# Entries start

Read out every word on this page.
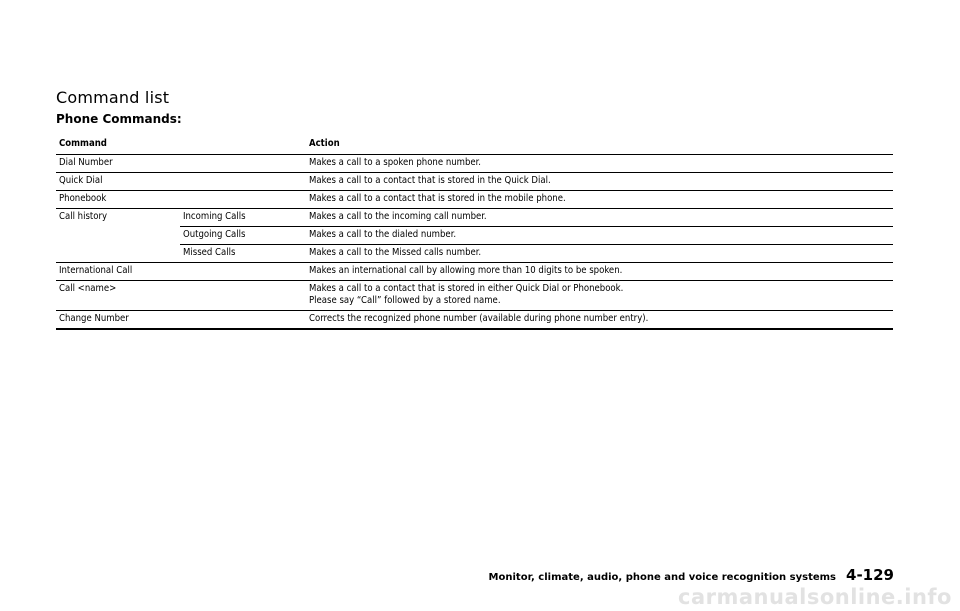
Command list
Phone Commands:
Command		Action
Dial Number		Makes a call to a spoken phone number.
Quick Dial		Makes a call to a contact that is stored in the Quick Dial.
Phonebook		Makes a call to a contact that is stored in the mobile phone.
Call history	Incoming Calls	Makes a call to the incoming call number.
	Outgoing Calls	Makes a call to the dialed number.
	Missed Calls	Makes a call to the Missed calls number.
International Call		Makes an international call by allowing more than 10 digits to be spoken.
Call <name>		Makes a call to a contact that is stored in either Quick Dial or Phonebook.
Please say “Call” followed by a stored name.

Change Number		Corrects the recognized phone number (available during phone number entry).
Monitor, climate, audio, phone and voice recognition systems 4-129
carmanualsonline.info
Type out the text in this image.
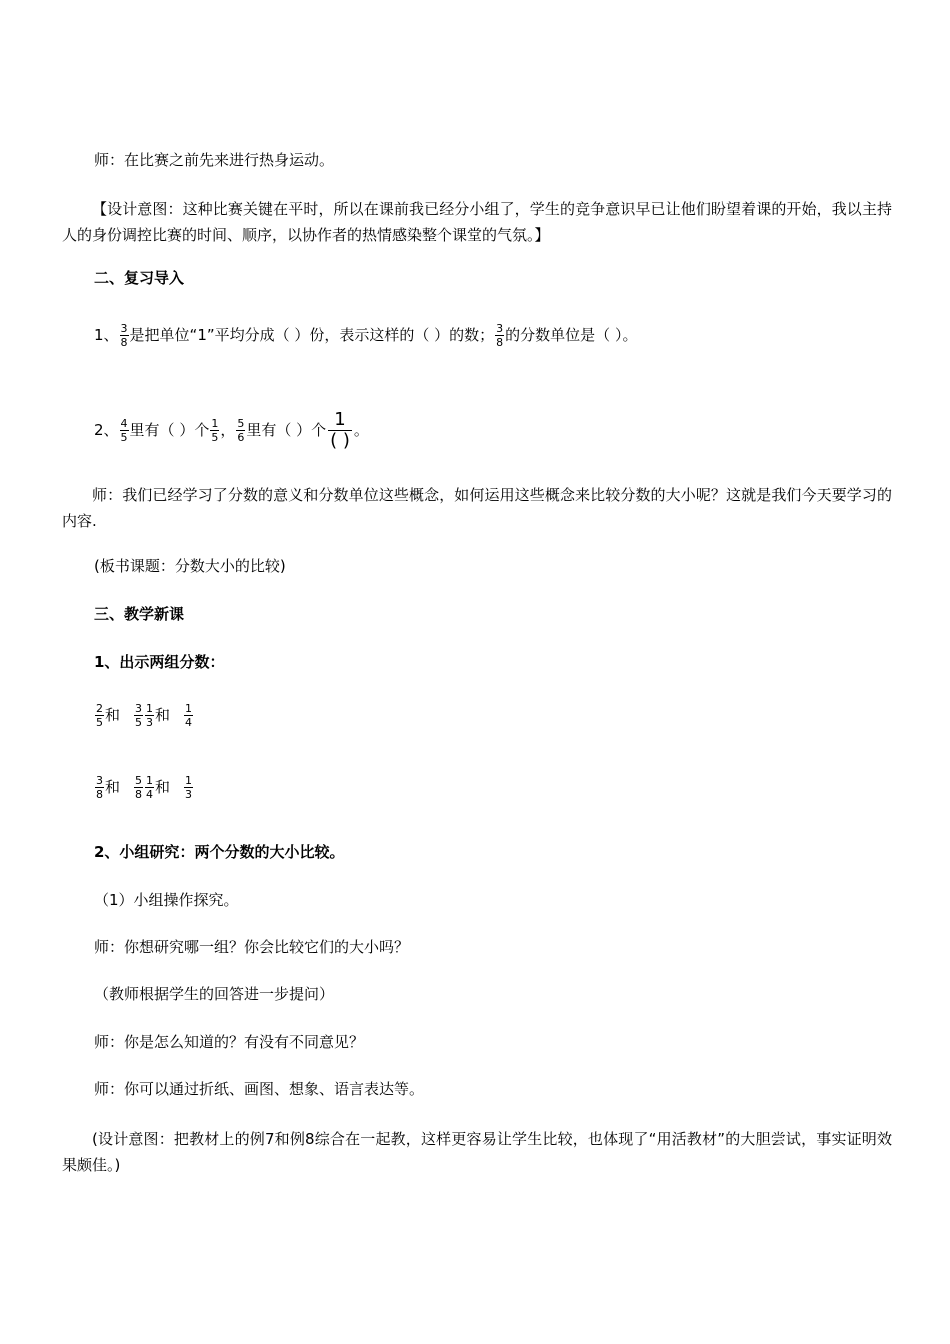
师：在比赛之前先来进行热身运动。
【设计意图：这种比赛关键在平时，所以在课前我已经分小组了，学生的竞争意识早已让他们盼望着课的开始，我以主持人的身份调控比赛的时间、顺序，以协作者的热情感染整个课堂的气氛。】
二、复习导入
1、 $\frac{3}{8}$ 是把单位“1”平均分成（ ）份，表示这样的（ ）的数； $\frac{3}{8}$ 的分数单位是（ ）。
2、 $\frac{4}{5}$ 里有（ ）个 $\frac{1}{5}$ ， $\frac{5}{6}$ 里有（ ）个 $\frac{1}{( )}$ 。
师：我们已经学习了分数的意义和分数单位这些概念，如何运用这些概念来比较分数的大小呢？这就是我们今天要学习的内容.
(板书课题：分数大小的比较)
三、教学新课
1、出示两组分数：
$\frac{2}{5}$ 和 $\frac{3}{5} \frac{1}{3}$ 和 $\frac{1}{4}$
$\frac{3}{8}$ 和 $\frac{5}{8} \frac{1}{4}$ 和 $\frac{1}{3}$
2、小组研究：两个分数的大小比较。
（1）小组操作探究。
师：你想研究哪一组？你会比较它们的大小吗？
（教师根据学生的回答进一步提问）
师：你是怎么知道的？有没有不同意见？
师：你可以通过折纸、画图、想象、语言表达等。
(设计意图：把教材上的例7和例8综合在一起教，这样更容易让学生比较，也体现了“用活教材”的大胆尝试，事实证明效果颇佳。)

# Entries end

→ **Exercise instructions**: Write out every line of the listing that holds the word "name".

→ **Reply**:
Call <name>		Makes a call to a contact that is stored in either Quick Dial or Phonebook.
Please say “Call” followed by a stored name.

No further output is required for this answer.